** begin Provided records **

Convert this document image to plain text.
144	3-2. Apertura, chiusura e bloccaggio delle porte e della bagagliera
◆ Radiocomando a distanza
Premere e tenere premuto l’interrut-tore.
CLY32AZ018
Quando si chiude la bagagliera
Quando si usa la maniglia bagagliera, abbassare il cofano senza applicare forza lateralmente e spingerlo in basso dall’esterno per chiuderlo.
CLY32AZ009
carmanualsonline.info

** end Provided records **

## [Work required]
Using the records above, copy each line that contains "Quando".

## [Task result]
Quando si chiude la bagagliera
Quando si usa la maniglia bagagliera, abbassare il cofano senza applicare forza lateralmente e spingerlo in basso dall’esterno per chiuderlo.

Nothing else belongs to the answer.